- AIM OF THE TASK
The records below must be transcribed exactly. Do not include the pictures.

Entries with figure data
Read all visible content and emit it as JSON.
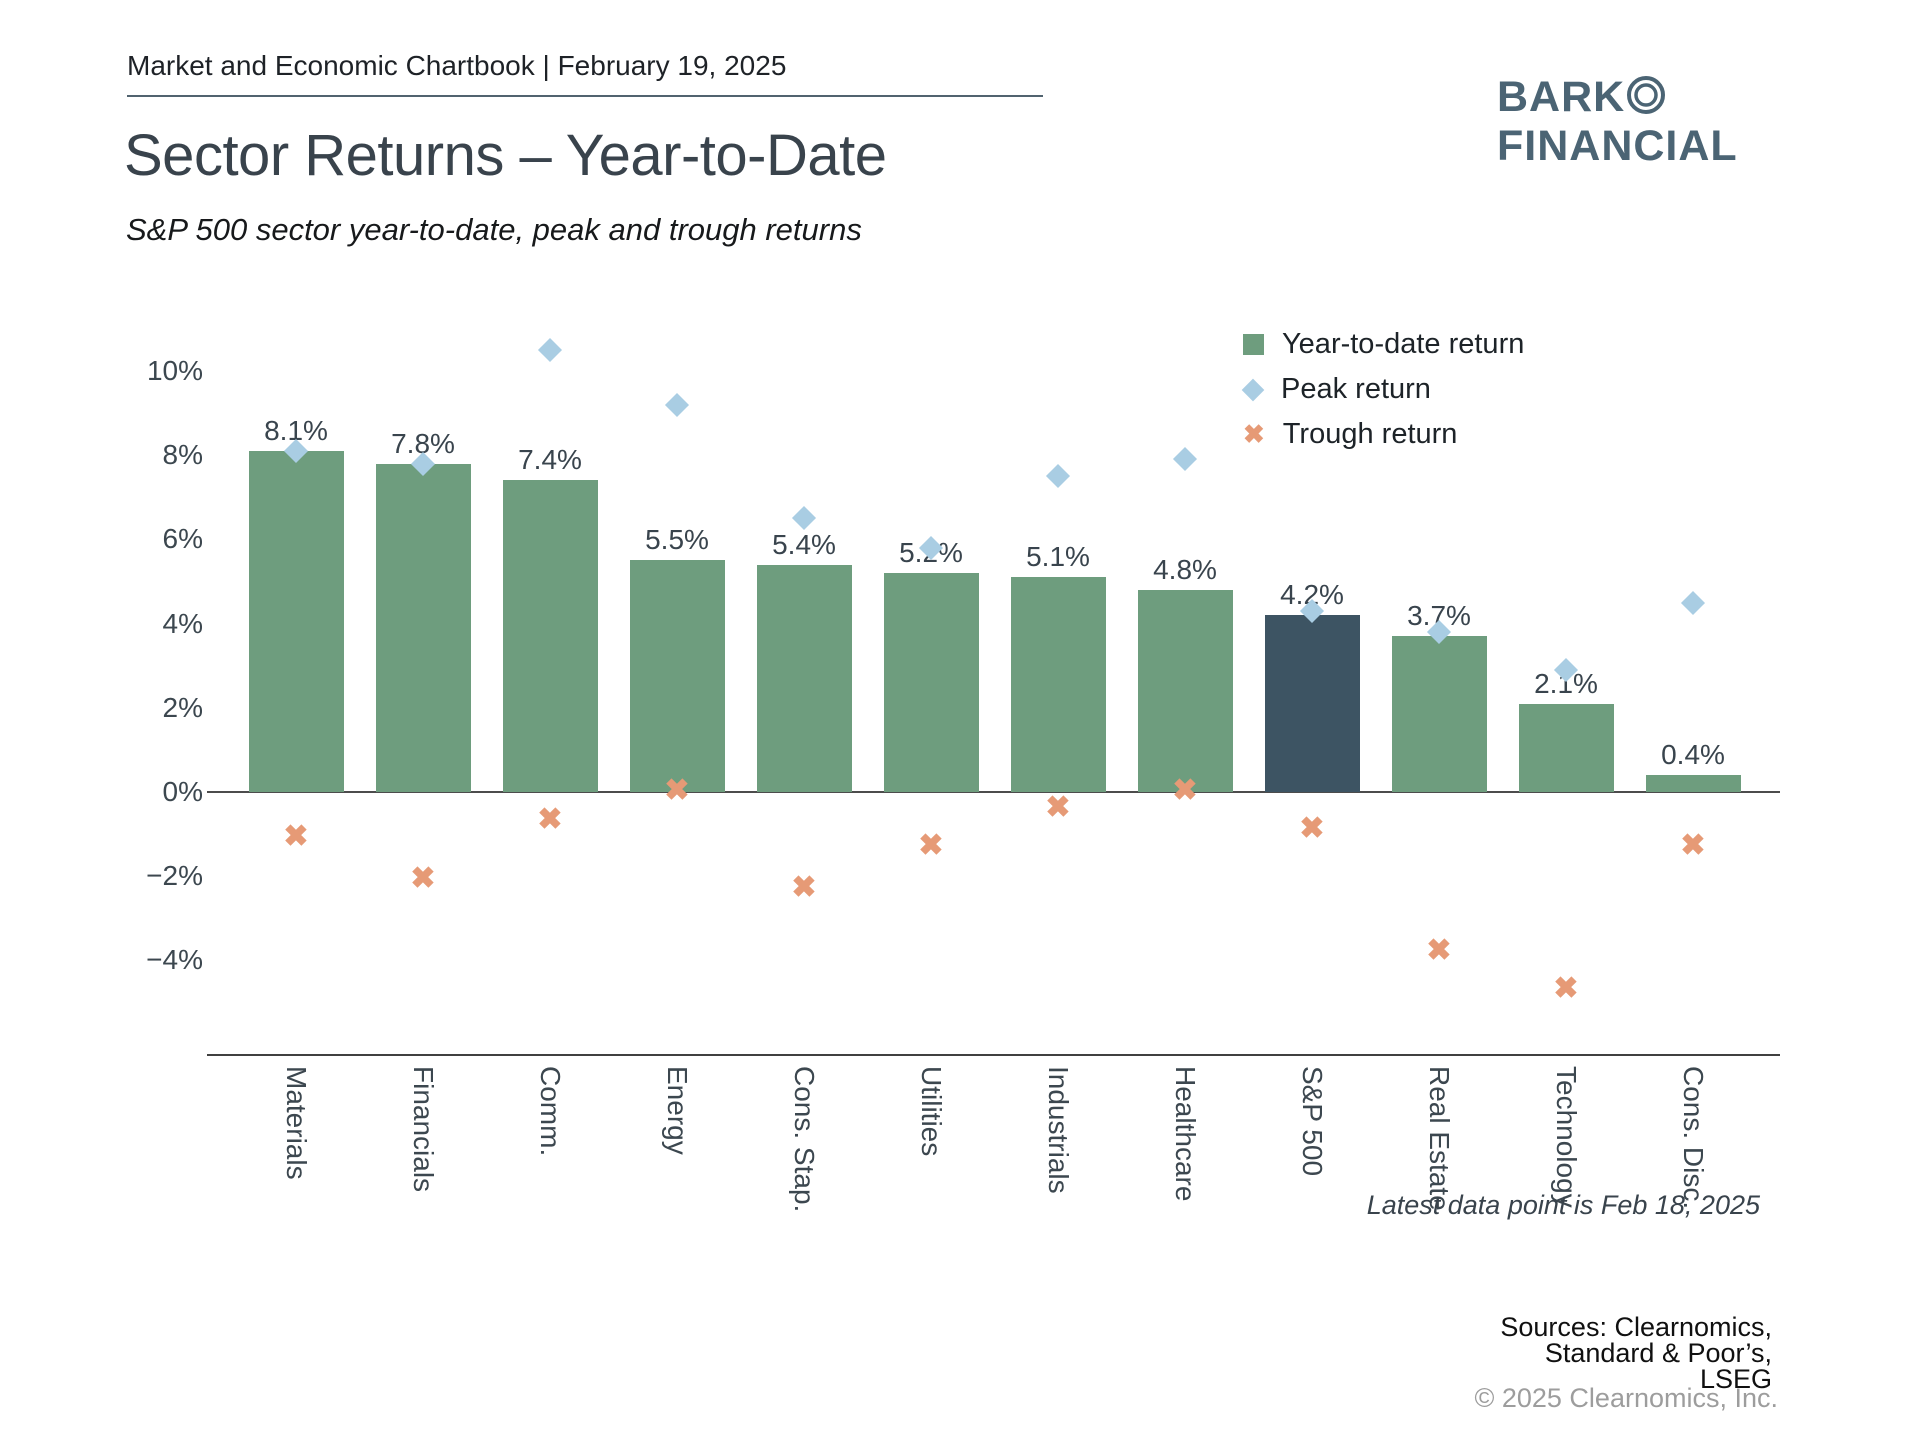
{
  "header": {
    "chartbook_line": "Market and Economic Chartbook | February 19, 2025"
  },
  "logo": {
    "word1": "BARK",
    "ring_icon": "double-circle",
    "word2": "FINANCIAL"
  },
  "title": "Sector Returns – Year-to-Date",
  "subtitle": "S&P 500 sector year-to-date, peak and trough returns",
  "legend": [
    {
      "label": "Year-to-date return",
      "marker": "green-square"
    },
    {
      "label": "Peak return",
      "marker": "blue-diamond"
    },
    {
      "label": "Trough return",
      "marker": "orange-x",
      "glyph": "✖"
    }
  ],
  "chart_data": {
    "type": "bar",
    "title": "Sector Returns – Year-to-Date",
    "categories": [
      "Materials",
      "Financials",
      "Comm.",
      "Energy",
      "Cons. Stap.",
      "Utilities",
      "Industrials",
      "Healthcare",
      "S&P 500",
      "Real Estate",
      "Technology",
      "Cons. Disc."
    ],
    "series": [
      {
        "name": "Year-to-date return",
        "type": "bar",
        "values": [
          8.1,
          7.8,
          7.4,
          5.5,
          5.4,
          5.2,
          5.1,
          4.8,
          4.2,
          3.7,
          2.1,
          0.4
        ]
      },
      {
        "name": "Peak return",
        "type": "scatter-diamond",
        "values": [
          8.1,
          7.8,
          10.5,
          9.2,
          6.5,
          5.8,
          7.5,
          7.9,
          4.3,
          3.8,
          2.9,
          4.5
        ]
      },
      {
        "name": "Trough return",
        "type": "scatter-x",
        "values": [
          -1.1,
          -2.1,
          -0.7,
          0.0,
          -2.3,
          -1.3,
          -0.4,
          0.0,
          -0.9,
          -3.8,
          -4.7,
          -1.3
        ]
      }
    ],
    "bar_value_labels": [
      "8.1%",
      "7.8%",
      "7.4%",
      "5.5%",
      "5.4%",
      "5.2%",
      "5.1%",
      "4.8%",
      "4.2%",
      "3.7%",
      "2.1%",
      "0.4%"
    ],
    "highlight_category": "S&P 500",
    "yticks": [
      {
        "value": 10,
        "label": "10%"
      },
      {
        "value": 8,
        "label": "8%"
      },
      {
        "value": 6,
        "label": "6%"
      },
      {
        "value": 4,
        "label": "4%"
      },
      {
        "value": 2,
        "label": "2%"
      },
      {
        "value": 0,
        "label": "0%"
      },
      {
        "value": -2,
        "label": "−2%"
      },
      {
        "value": -4,
        "label": "−4%"
      }
    ],
    "ylim": [
      -5.6,
      11.0
    ],
    "grid": false,
    "legend_position": "upper right",
    "colors": {
      "bar_green": "#6e9d7e",
      "bar_highlight_navy": "#3d5463",
      "peak_diamond_blue": "#a9cde3",
      "trough_x_orange": "#e69a76",
      "axis_text": "#3c474f",
      "baseline": "#4c4c4c"
    }
  },
  "footnote": "Latest data point is Feb 18, 2025",
  "sources": [
    "Sources: Clearnomics,",
    "Standard & Poor’s,",
    "LSEG"
  ],
  "copyright": "© 2025 Clearnomics, Inc."
}
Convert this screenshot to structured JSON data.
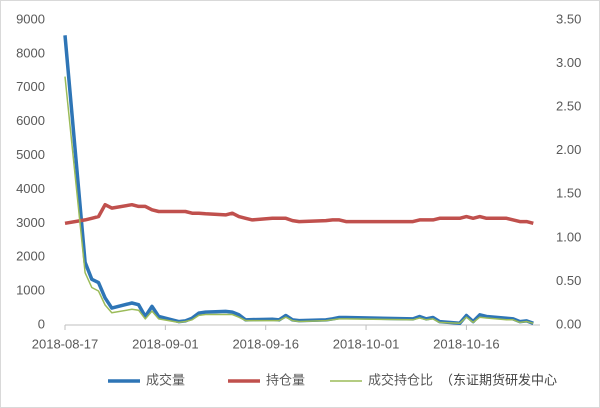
{
  "chart_data": {
    "type": "line",
    "x": [
      "2018-08-17",
      "2018-08-20",
      "2018-08-21",
      "2018-08-22",
      "2018-08-23",
      "2018-08-24",
      "2018-08-27",
      "2018-08-28",
      "2018-08-29",
      "2018-08-30",
      "2018-08-31",
      "2018-09-03",
      "2018-09-04",
      "2018-09-05",
      "2018-09-06",
      "2018-09-07",
      "2018-09-10",
      "2018-09-11",
      "2018-09-12",
      "2018-09-13",
      "2018-09-14",
      "2018-09-17",
      "2018-09-18",
      "2018-09-19",
      "2018-09-20",
      "2018-09-21",
      "2018-09-25",
      "2018-09-26",
      "2018-09-27",
      "2018-09-28",
      "2018-10-08",
      "2018-10-09",
      "2018-10-10",
      "2018-10-11",
      "2018-10-12",
      "2018-10-15",
      "2018-10-16",
      "2018-10-17",
      "2018-10-18",
      "2018-10-19",
      "2018-10-22",
      "2018-10-23",
      "2018-10-24",
      "2018-10-25",
      "2018-10-26"
    ],
    "series": [
      {
        "name": "成交量",
        "color": "#2e75b6",
        "axis": "y",
        "values": [
          8550,
          1850,
          1350,
          1250,
          800,
          500,
          650,
          600,
          250,
          550,
          250,
          100,
          120,
          200,
          350,
          380,
          400,
          380,
          300,
          150,
          160,
          170,
          150,
          280,
          150,
          130,
          150,
          180,
          220,
          220,
          180,
          250,
          180,
          220,
          100,
          50,
          280,
          100,
          300,
          250,
          200,
          180,
          100,
          120,
          50
        ]
      },
      {
        "name": "持仓量",
        "color": "#c0504d",
        "axis": "y",
        "values": [
          3000,
          3100,
          3150,
          3200,
          3550,
          3450,
          3550,
          3500,
          3500,
          3400,
          3350,
          3350,
          3350,
          3300,
          3300,
          3280,
          3250,
          3300,
          3200,
          3150,
          3100,
          3150,
          3150,
          3150,
          3080,
          3050,
          3080,
          3100,
          3100,
          3050,
          3050,
          3100,
          3100,
          3100,
          3150,
          3150,
          3200,
          3150,
          3200,
          3150,
          3150,
          3100,
          3050,
          3050,
          3000
        ]
      },
      {
        "name": "成交持仓比",
        "color": "#9bbb59",
        "axis": "y2",
        "values": [
          2.85,
          0.6,
          0.43,
          0.39,
          0.23,
          0.14,
          0.18,
          0.17,
          0.07,
          0.16,
          0.07,
          0.03,
          0.04,
          0.06,
          0.11,
          0.12,
          0.12,
          0.12,
          0.09,
          0.05,
          0.05,
          0.05,
          0.05,
          0.09,
          0.05,
          0.04,
          0.05,
          0.06,
          0.07,
          0.07,
          0.06,
          0.08,
          0.06,
          0.07,
          0.03,
          0.02,
          0.09,
          0.03,
          0.09,
          0.08,
          0.06,
          0.06,
          0.03,
          0.04,
          0.02
        ]
      }
    ],
    "xlim": [
      "2018-08-17",
      "2018-10-27"
    ],
    "xticks": [
      "2018-08-17",
      "2018-09-01",
      "2018-09-16",
      "2018-10-01",
      "2018-10-16"
    ],
    "ylim": [
      0,
      9000
    ],
    "yticks": [
      0,
      1000,
      2000,
      3000,
      4000,
      5000,
      6000,
      7000,
      8000,
      9000
    ],
    "y2lim": [
      0,
      3.5
    ],
    "y2ticks": [
      {
        "value": 0,
        "label": "0.00"
      },
      {
        "value": 0.5,
        "label": "0.50"
      },
      {
        "value": 1,
        "label": "1.00"
      },
      {
        "value": 1.5,
        "label": "1.50"
      },
      {
        "value": 2,
        "label": "2.00"
      },
      {
        "value": 2.5,
        "label": "2.50"
      },
      {
        "value": 3,
        "label": "3.00"
      },
      {
        "value": 3.5,
        "label": "3.50"
      }
    ],
    "grid": false,
    "legend": "bottom",
    "watermark": "（东证期货研发中心"
  }
}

- OUTPUT FOR THIS TASK
Read all visible content and emit it as JSON.
{
  "header": {
    "chartbook_line": "Market and Economic Chartbook | February 19, 2025"
  },
  "logo": {
    "word1": "BARK",
    "ring_icon": "double-circle",
    "word2": "FINANCIAL"
  },
  "title": "Sector Returns – Year-to-Date",
  "subtitle": "S&P 500 sector year-to-date, peak and trough returns",
  "legend": [
    {
      "label": "Year-to-date return",
      "marker": "green-square"
    },
    {
      "label": "Peak return",
      "marker": "blue-diamond"
    },
    {
      "label": "Trough return",
      "marker": "orange-x",
      "glyph": "✖"
    }
  ],
  "chart_data": {
    "type": "bar",
    "title": "Sector Returns – Year-to-Date",
    "categories": [
      "Materials",
      "Financials",
      "Comm.",
      "Energy",
      "Cons. Stap.",
      "Utilities",
      "Industrials",
      "Healthcare",
      "S&P 500",
      "Real Estate",
      "Technology",
      "Cons. Disc."
    ],
    "series": [
      {
        "name": "Year-to-date return",
        "type": "bar",
        "values": [
          8.1,
          7.8,
          7.4,
          5.5,
          5.4,
          5.2,
          5.1,
          4.8,
          4.2,
          3.7,
          2.1,
          0.4
        ]
      },
      {
        "name": "Peak return",
        "type": "scatter-diamond",
        "values": [
          8.1,
          7.8,
          10.5,
          9.2,
          6.5,
          5.8,
          7.5,
          7.9,
          4.3,
          3.8,
          2.9,
          4.5
        ]
      },
      {
        "name": "Trough return",
        "type": "scatter-x",
        "values": [
          -1.1,
          -2.1,
          -0.7,
          0.0,
          -2.3,
          -1.3,
          -0.4,
          0.0,
          -0.9,
          -3.8,
          -4.7,
          -1.3
        ]
      }
    ],
    "bar_value_labels": [
      "8.1%",
      "7.8%",
      "7.4%",
      "5.5%",
      "5.4%",
      "5.2%",
      "5.1%",
      "4.8%",
      "4.2%",
      "3.7%",
      "2.1%",
      "0.4%"
    ],
    "highlight_category": "S&P 500",
    "yticks": [
      {
        "value": 10,
        "label": "10%"
      },
      {
        "value": 8,
        "label": "8%"
      },
      {
        "value": 6,
        "label": "6%"
      },
      {
        "value": 4,
        "label": "4%"
      },
      {
        "value": 2,
        "label": "2%"
      },
      {
        "value": 0,
        "label": "0%"
      },
      {
        "value": -2,
        "label": "−2%"
      },
      {
        "value": -4,
        "label": "−4%"
      }
    ],
    "ylim": [
      -5.6,
      11.0
    ],
    "grid": false,
    "legend_position": "upper right",
    "colors": {
      "bar_green": "#6e9d7e",
      "bar_highlight_navy": "#3d5463",
      "peak_diamond_blue": "#a9cde3",
      "trough_x_orange": "#e69a76",
      "axis_text": "#3c474f",
      "baseline": "#4c4c4c"
    }
  },
  "footnote": "Latest data point is Feb 18, 2025",
  "sources": [
    "Sources: Clearnomics,",
    "Standard & Poor’s,",
    "LSEG"
  ],
  "copyright": "© 2025 Clearnomics, Inc."
}
Convert this screenshot to structured JSON data.
{
  "chart_data": {
    "type": "line",
    "x": [
      "2018-08-17",
      "2018-08-20",
      "2018-08-21",
      "2018-08-22",
      "2018-08-23",
      "2018-08-24",
      "2018-08-27",
      "2018-08-28",
      "2018-08-29",
      "2018-08-30",
      "2018-08-31",
      "2018-09-03",
      "2018-09-04",
      "2018-09-05",
      "2018-09-06",
      "2018-09-07",
      "2018-09-10",
      "2018-09-11",
      "2018-09-12",
      "2018-09-13",
      "2018-09-14",
      "2018-09-17",
      "2018-09-18",
      "2018-09-19",
      "2018-09-20",
      "2018-09-21",
      "2018-09-25",
      "2018-09-26",
      "2018-09-27",
      "2018-09-28",
      "2018-10-08",
      "2018-10-09",
      "2018-10-10",
      "2018-10-11",
      "2018-10-12",
      "2018-10-15",
      "2018-10-16",
      "2018-10-17",
      "2018-10-18",
      "2018-10-19",
      "2018-10-22",
      "2018-10-23",
      "2018-10-24",
      "2018-10-25",
      "2018-10-26"
    ],
    "series": [
      {
        "name": "成交量",
        "color": "#2e75b6",
        "axis": "y",
        "values": [
          8550,
          1850,
          1350,
          1250,
          800,
          500,
          650,
          600,
          250,
          550,
          250,
          100,
          120,
          200,
          350,
          380,
          400,
          380,
          300,
          150,
          160,
          170,
          150,
          280,
          150,
          130,
          150,
          180,
          220,
          220,
          180,
          250,
          180,
          220,
          100,
          50,
          280,
          100,
          300,
          250,
          200,
          180,
          100,
          120,
          50
        ]
      },
      {
        "name": "持仓量",
        "color": "#c0504d",
        "axis": "y",
        "values": [
          3000,
          3100,
          3150,
          3200,
          3550,
          3450,
          3550,
          3500,
          3500,
          3400,
          3350,
          3350,
          3350,
          3300,
          3300,
          3280,
          3250,
          3300,
          3200,
          3150,
          3100,
          3150,
          3150,
          3150,
          3080,
          3050,
          3080,
          3100,
          3100,
          3050,
          3050,
          3100,
          3100,
          3100,
          3150,
          3150,
          3200,
          3150,
          3200,
          3150,
          3150,
          3100,
          3050,
          3050,
          3000
        ]
      },
      {
        "name": "成交持仓比",
        "color": "#9bbb59",
        "axis": "y2",
        "values": [
          2.85,
          0.6,
          0.43,
          0.39,
          0.23,
          0.14,
          0.18,
          0.17,
          0.07,
          0.16,
          0.07,
          0.03,
          0.04,
          0.06,
          0.11,
          0.12,
          0.12,
          0.12,
          0.09,
          0.05,
          0.05,
          0.05,
          0.05,
          0.09,
          0.05,
          0.04,
          0.05,
          0.06,
          0.07,
          0.07,
          0.06,
          0.08,
          0.06,
          0.07,
          0.03,
          0.02,
          0.09,
          0.03,
          0.09,
          0.08,
          0.06,
          0.06,
          0.03,
          0.04,
          0.02
        ]
      }
    ],
    "xlim": [
      "2018-08-17",
      "2018-10-27"
    ],
    "xticks": [
      "2018-08-17",
      "2018-09-01",
      "2018-09-16",
      "2018-10-01",
      "2018-10-16"
    ],
    "ylim": [
      0,
      9000
    ],
    "yticks": [
      0,
      1000,
      2000,
      3000,
      4000,
      5000,
      6000,
      7000,
      8000,
      9000
    ],
    "y2lim": [
      0,
      3.5
    ],
    "y2ticks": [
      {
        "value": 0,
        "label": "0.00"
      },
      {
        "value": 0.5,
        "label": "0.50"
      },
      {
        "value": 1,
        "label": "1.00"
      },
      {
        "value": 1.5,
        "label": "1.50"
      },
      {
        "value": 2,
        "label": "2.00"
      },
      {
        "value": 2.5,
        "label": "2.50"
      },
      {
        "value": 3,
        "label": "3.00"
      },
      {
        "value": 3.5,
        "label": "3.50"
      }
    ],
    "grid": false,
    "legend": "bottom",
    "watermark": "（东证期货研发中心"
  }
}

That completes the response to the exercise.